▶ _What to do_
Copy nothing but the text: repeat each entry exactly and drop the images.

▶ _Recorded information_
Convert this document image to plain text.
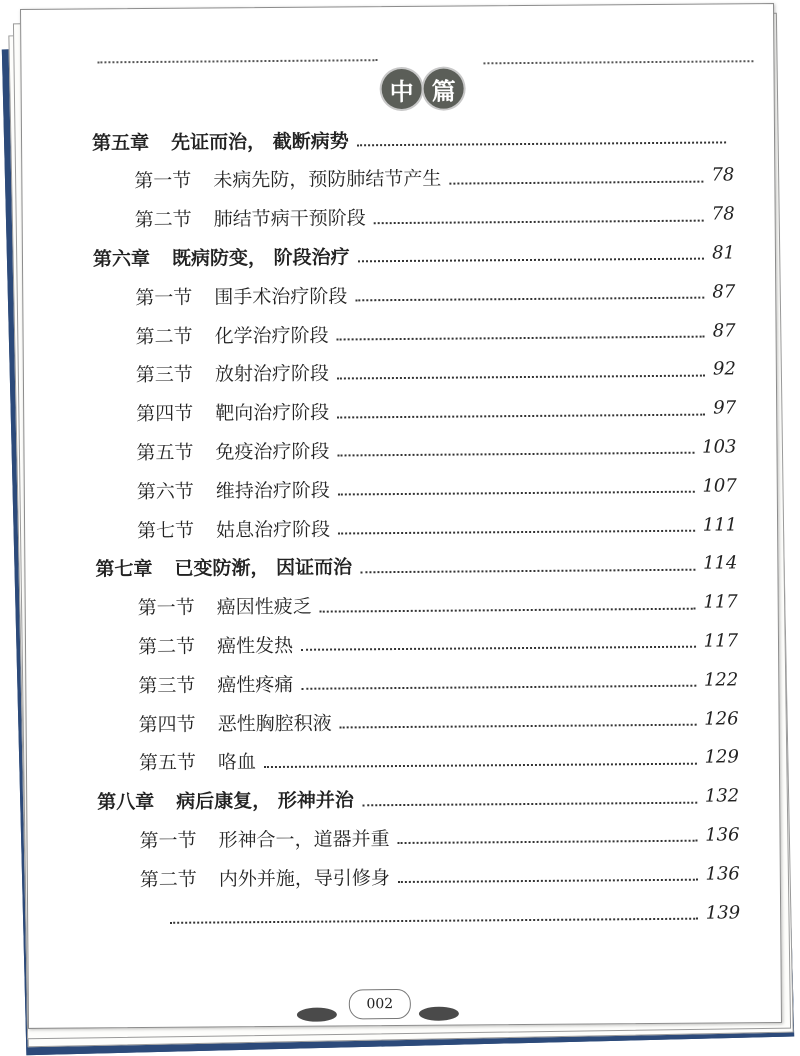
中 篇
第五章 先证而治， 截断病势
第一节 未病先防，预防肺结节产生	78
第二节 肺结节病干预阶段	78
第六章 既病防变， 阶段治疗	81
第一节 围手术治疗阶段	87
第二节 化学治疗阶段	87
第三节 放射治疗阶段	92
第四节 靶向治疗阶段	97
第五节 免疫治疗阶段	103
第六节 维持治疗阶段	107
第七节 姑息治疗阶段	111
第七章 已变防渐， 因证而治	114
第一节 癌因性疲乏	117
第二节 癌性发热	117
第三节 癌性疼痛	122
第四节 恶性胸腔积液	126
第五节 咯血	129
第八章 病后康复， 形神并治	132
第一节 形神合一，道器并重	136
第二节 内外并施，导引修身	136
139
002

▶ _Full output_
Convert this document image to plain text.
中 篇
第五章 先证而治， 截断病势
第一节 未病先防，预防肺结节产生	78
第二节 肺结节病干预阶段	78
第六章 既病防变， 阶段治疗	81
第一节 围手术治疗阶段	87
第二节 化学治疗阶段	87
第三节 放射治疗阶段	92
第四节 靶向治疗阶段	97
第五节 免疫治疗阶段	103
第六节 维持治疗阶段	107
第七节 姑息治疗阶段	111
第七章 已变防渐， 因证而治	114
第一节 癌因性疲乏	117
第二节 癌性发热	117
第三节 癌性疼痛	122
第四节 恶性胸腔积液	126
第五节 咯血	129
第八章 病后康复， 形神并治	132
第一节 形神合一，道器并重	136
第二节 内外并施，导引修身	136
139
002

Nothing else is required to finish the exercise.